■ **Your task**
Each entry below must be repeated exactly, with pictures left out.

### Data to process

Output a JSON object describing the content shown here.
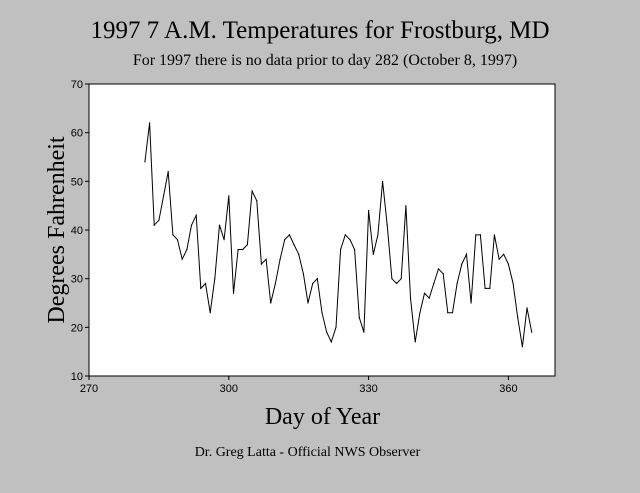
{
  "chart_data": {
    "type": "line",
    "title": "1997 7 A.M. Temperatures for Frostburg, MD",
    "subtitle": "For 1997 there is no data prior to day 282 (October 8, 1997)",
    "xlabel": "Day of Year",
    "ylabel": "Degrees Fahrenheit",
    "footer": "Dr. Greg Latta - Official NWS Observer",
    "xlim": [
      270,
      370
    ],
    "ylim": [
      10,
      70
    ],
    "xticks": [
      270,
      300,
      330,
      360
    ],
    "yticks": [
      10,
      20,
      30,
      40,
      50,
      60,
      70
    ],
    "grid": false,
    "line_color": "#000000",
    "plot_background": "#ffffff",
    "background": "#c0c0c0",
    "series": [
      {
        "x": [
          282,
          283,
          284,
          285,
          286,
          287,
          288,
          289,
          290,
          291,
          292,
          293,
          294,
          295,
          296,
          297,
          298,
          299,
          300,
          301,
          302,
          303,
          304,
          305,
          306,
          307,
          308,
          309,
          310,
          311,
          312,
          313,
          314,
          315,
          316,
          317,
          318,
          319,
          320,
          321,
          322,
          323,
          324,
          325,
          326,
          327,
          328,
          329,
          330,
          331,
          332,
          333,
          334,
          335,
          336,
          337,
          338,
          339,
          340,
          341,
          342,
          343,
          344,
          345,
          346,
          347,
          348,
          349,
          350,
          351,
          352,
          353,
          354,
          355,
          356,
          357,
          358,
          359,
          360,
          361,
          362,
          363,
          364,
          365
        ],
        "y": [
          54,
          62,
          41,
          42,
          47,
          52,
          39,
          38,
          34,
          36,
          41,
          43,
          28,
          29,
          23,
          30,
          41,
          38,
          47,
          27,
          36,
          36,
          37,
          48,
          46,
          33,
          34,
          25,
          29,
          34,
          38,
          39,
          37,
          35,
          31,
          25,
          29,
          30,
          23,
          19,
          17,
          20,
          36,
          39,
          38,
          36,
          22,
          19,
          44,
          35,
          39,
          50,
          41,
          30,
          29,
          30,
          45,
          26,
          17,
          23,
          27,
          26,
          29,
          32,
          31,
          23,
          23,
          29,
          33,
          35,
          25,
          39,
          39,
          28,
          28,
          39,
          34,
          35,
          33,
          29,
          22,
          16,
          24,
          19
        ]
      }
    ]
  }
}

######

■ **Response to the exercise**
Output a JSON object describing the content shown here.
{
  "chart_data": {
    "type": "line",
    "title": "1997 7 A.M. Temperatures for Frostburg, MD",
    "subtitle": "For 1997 there is no data prior to day 282 (October 8, 1997)",
    "xlabel": "Day of Year",
    "ylabel": "Degrees Fahrenheit",
    "footer": "Dr. Greg Latta - Official NWS Observer",
    "xlim": [
      270,
      370
    ],
    "ylim": [
      10,
      70
    ],
    "xticks": [
      270,
      300,
      330,
      360
    ],
    "yticks": [
      10,
      20,
      30,
      40,
      50,
      60,
      70
    ],
    "grid": false,
    "line_color": "#000000",
    "plot_background": "#ffffff",
    "background": "#c0c0c0",
    "series": [
      {
        "x": [
          282,
          283,
          284,
          285,
          286,
          287,
          288,
          289,
          290,
          291,
          292,
          293,
          294,
          295,
          296,
          297,
          298,
          299,
          300,
          301,
          302,
          303,
          304,
          305,
          306,
          307,
          308,
          309,
          310,
          311,
          312,
          313,
          314,
          315,
          316,
          317,
          318,
          319,
          320,
          321,
          322,
          323,
          324,
          325,
          326,
          327,
          328,
          329,
          330,
          331,
          332,
          333,
          334,
          335,
          336,
          337,
          338,
          339,
          340,
          341,
          342,
          343,
          344,
          345,
          346,
          347,
          348,
          349,
          350,
          351,
          352,
          353,
          354,
          355,
          356,
          357,
          358,
          359,
          360,
          361,
          362,
          363,
          364,
          365
        ],
        "y": [
          54,
          62,
          41,
          42,
          47,
          52,
          39,
          38,
          34,
          36,
          41,
          43,
          28,
          29,
          23,
          30,
          41,
          38,
          47,
          27,
          36,
          36,
          37,
          48,
          46,
          33,
          34,
          25,
          29,
          34,
          38,
          39,
          37,
          35,
          31,
          25,
          29,
          30,
          23,
          19,
          17,
          20,
          36,
          39,
          38,
          36,
          22,
          19,
          44,
          35,
          39,
          50,
          41,
          30,
          29,
          30,
          45,
          26,
          17,
          23,
          27,
          26,
          29,
          32,
          31,
          23,
          23,
          29,
          33,
          35,
          25,
          39,
          39,
          28,
          28,
          39,
          34,
          35,
          33,
          29,
          22,
          16,
          24,
          19
        ]
      }
    ]
  }
}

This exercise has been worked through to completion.